» What you have to do
Return the entries below verbatim. Pictures stay out.

── The input ──

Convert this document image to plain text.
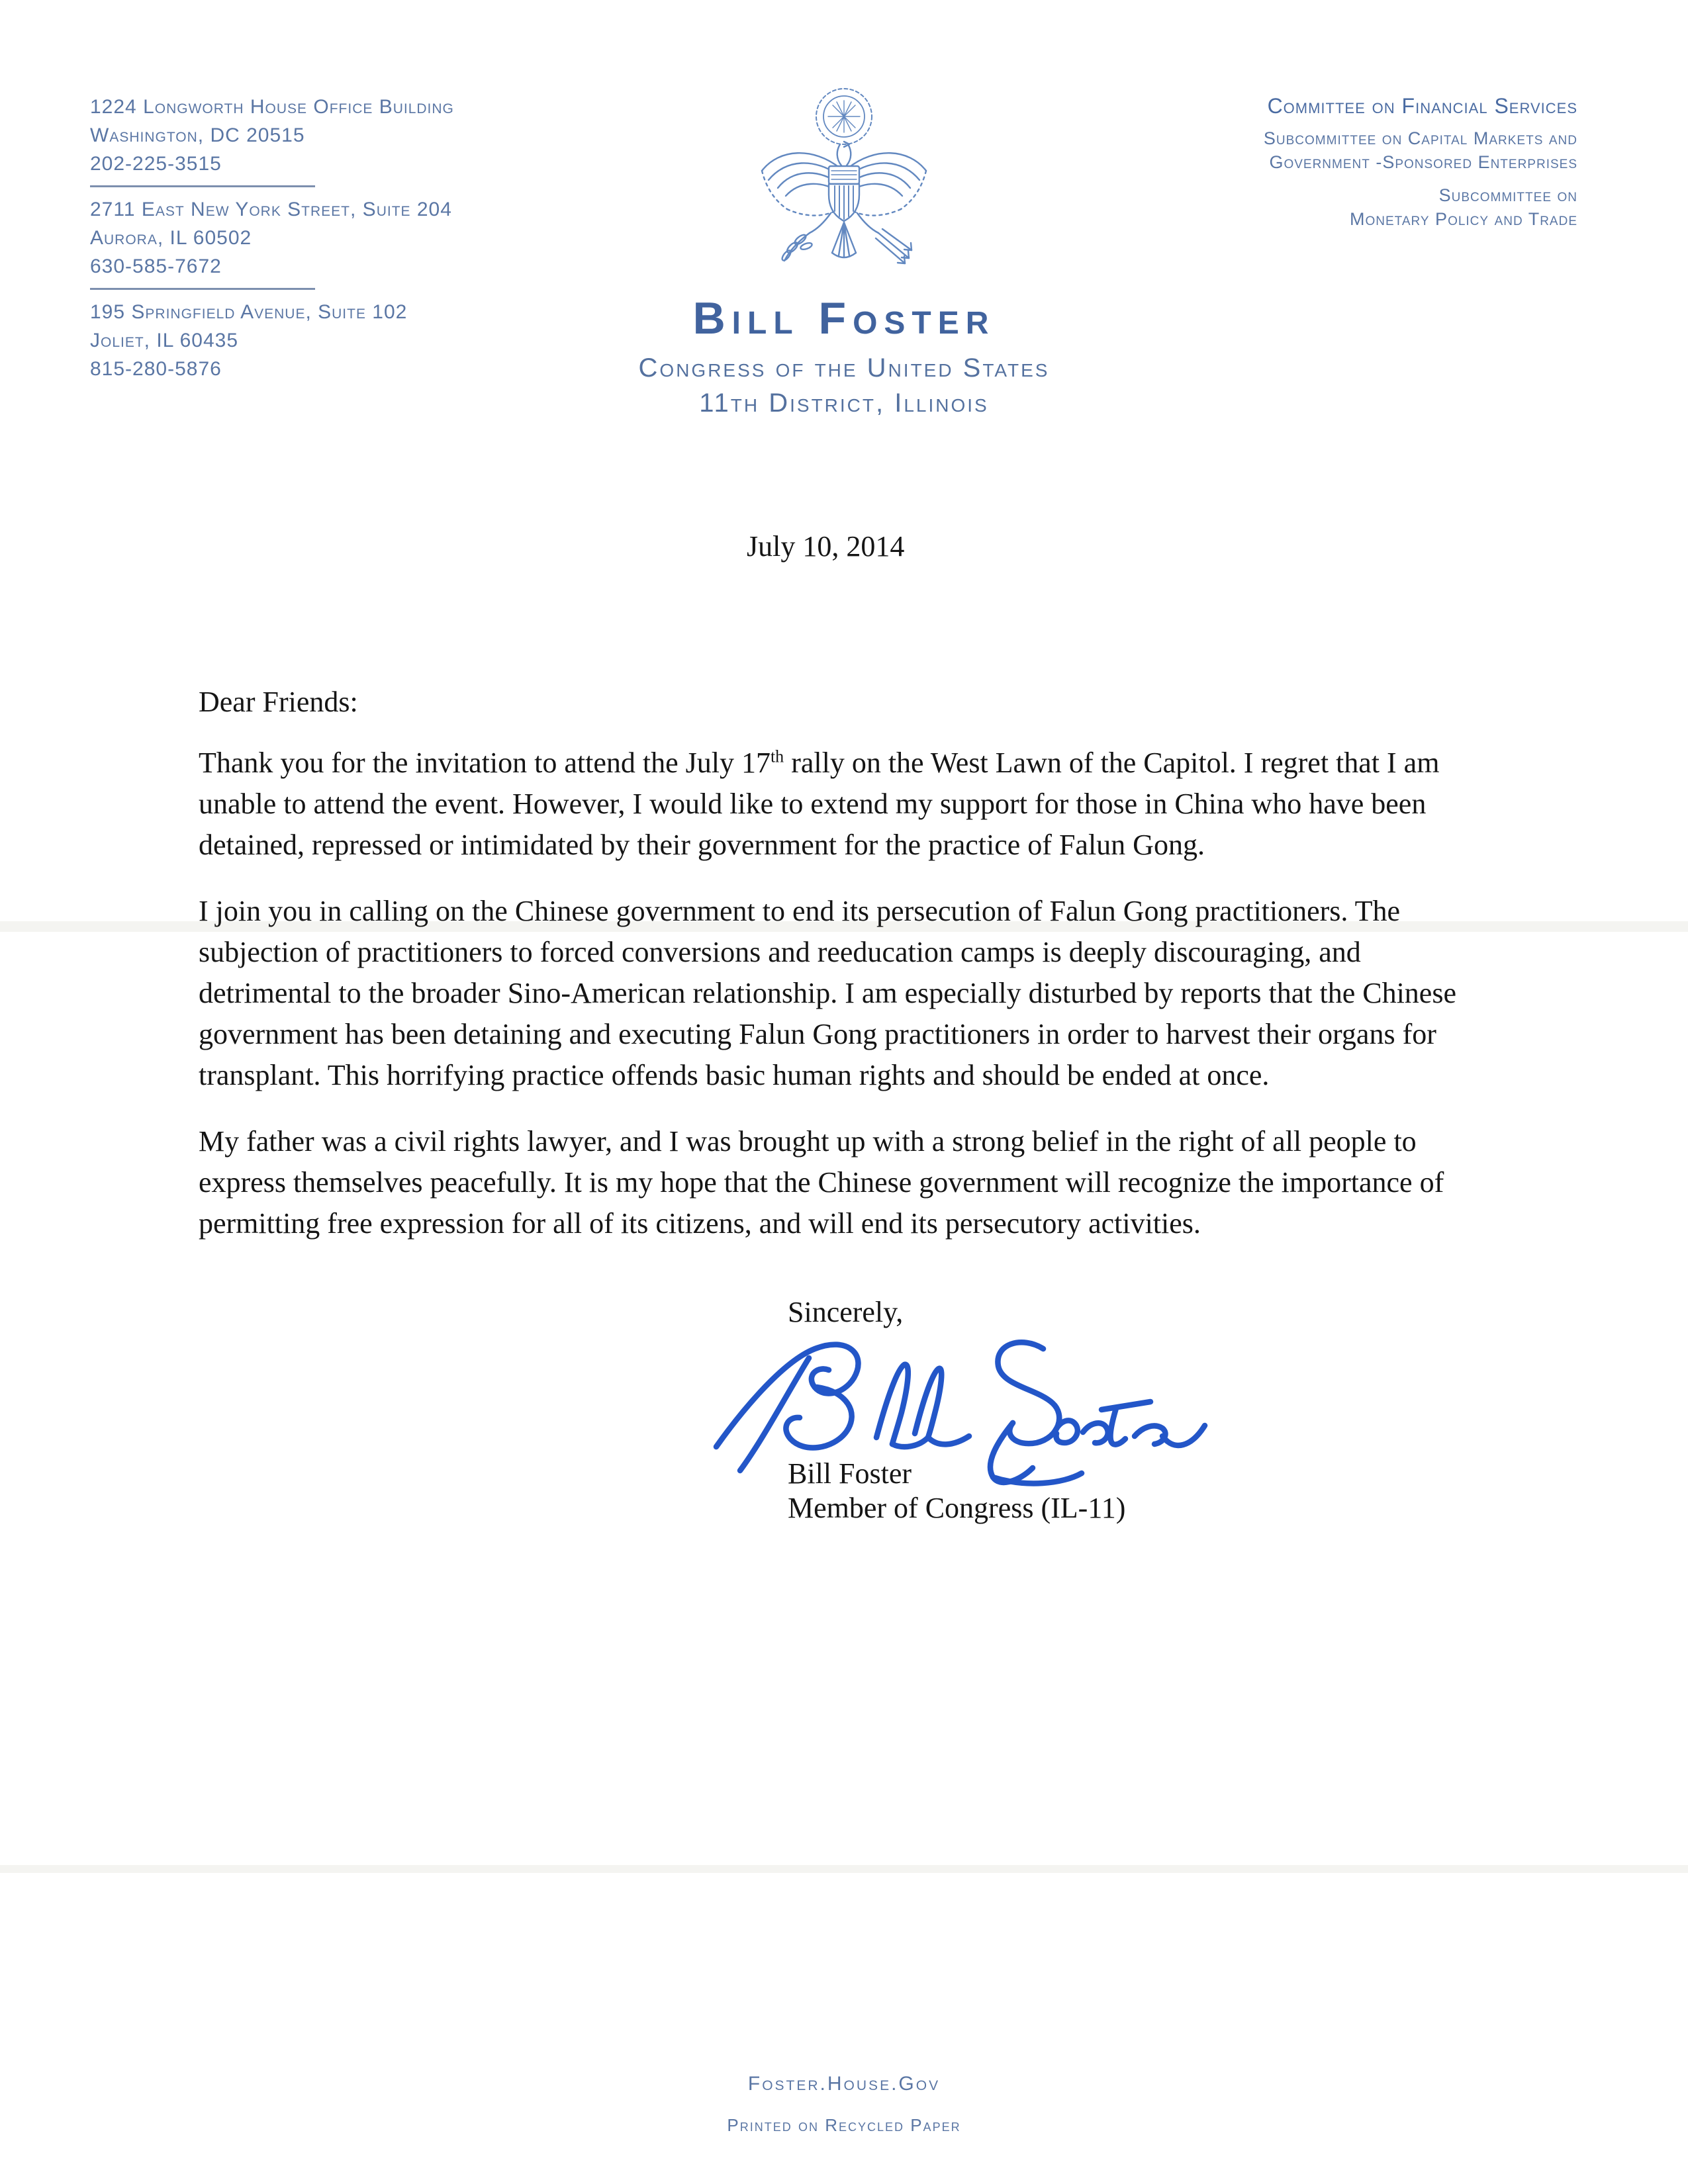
1224 Longworth House Office Building
Washington, DC 20515
202-225-3515
2711 East New York Street, Suite 204
Aurora, IL 60502
630-585-7672
195 Springfield Avenue, Suite 102
Joliet, IL 60435
815-280-5876
Committee on Financial Services
Subcommittee on Capital Markets and
Government -Sponsored Enterprises
Subcommittee on
Monetary Policy and Trade
Bill Foster
Congress of the United States
11th District, Illinois

July 10, 2014

Dear Friends:

Thank you for the invitation to attend the July 17th rally on the West Lawn of the Capitol. I regret that I am unable to attend the event. However, I would like to extend my support for those in China who have been detained, repressed or intimidated by their government for the practice of Falun Gong.

I join you in calling on the Chinese government to end its persecution of Falun Gong practitioners. The subjection of practitioners to forced conversions and reeducation camps is deeply discouraging, and detrimental to the broader Sino-American relationship. I am especially disturbed by reports that the Chinese government has been detaining and executing Falun Gong practitioners in order to harvest their organs for transplant. This horrifying practice offends basic human rights and should be ended at once.

My father was a civil rights lawyer, and I was brought up with a strong belief in the right of all people to express themselves peacefully. It is my hope that the Chinese government will recognize the importance of permitting free expression for all of its citizens, and will end its persecutory activities.

Sincerely,

Bill Foster

Member of Congress (IL-11)

Foster.House.Gov
Printed on Recycled Paper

───

» The solution
Convert this document image to plain text.
1224 Longworth House Office Building
Washington, DC 20515
202-225-3515
2711 East New York Street, Suite 204
Aurora, IL 60502
630-585-7672
195 Springfield Avenue, Suite 102
Joliet, IL 60435
815-280-5876
Committee on Financial Services
Subcommittee on Capital Markets and
Government -Sponsored Enterprises
Subcommittee on
Monetary Policy and Trade
Bill Foster
Congress of the United States
11th District, Illinois

July 10, 2014

Dear Friends:

Thank you for the invitation to attend the July 17th rally on the West Lawn of the Capitol. I regret that I am unable to attend the event. However, I would like to extend my support for those in China who have been detained, repressed or intimidated by their government for the practice of Falun Gong.

I join you in calling on the Chinese government to end its persecution of Falun Gong practitioners. The subjection of practitioners to forced conversions and reeducation camps is deeply discouraging, and detrimental to the broader Sino-American relationship. I am especially disturbed by reports that the Chinese government has been detaining and executing Falun Gong practitioners in order to harvest their organs for transplant. This horrifying practice offends basic human rights and should be ended at once.

My father was a civil rights lawyer, and I was brought up with a strong belief in the right of all people to express themselves peacefully. It is my hope that the Chinese government will recognize the importance of permitting free expression for all of its citizens, and will end its persecutory activities.

Sincerely,

Bill Foster

Member of Congress (IL-11)

Foster.House.Gov
Printed on Recycled Paper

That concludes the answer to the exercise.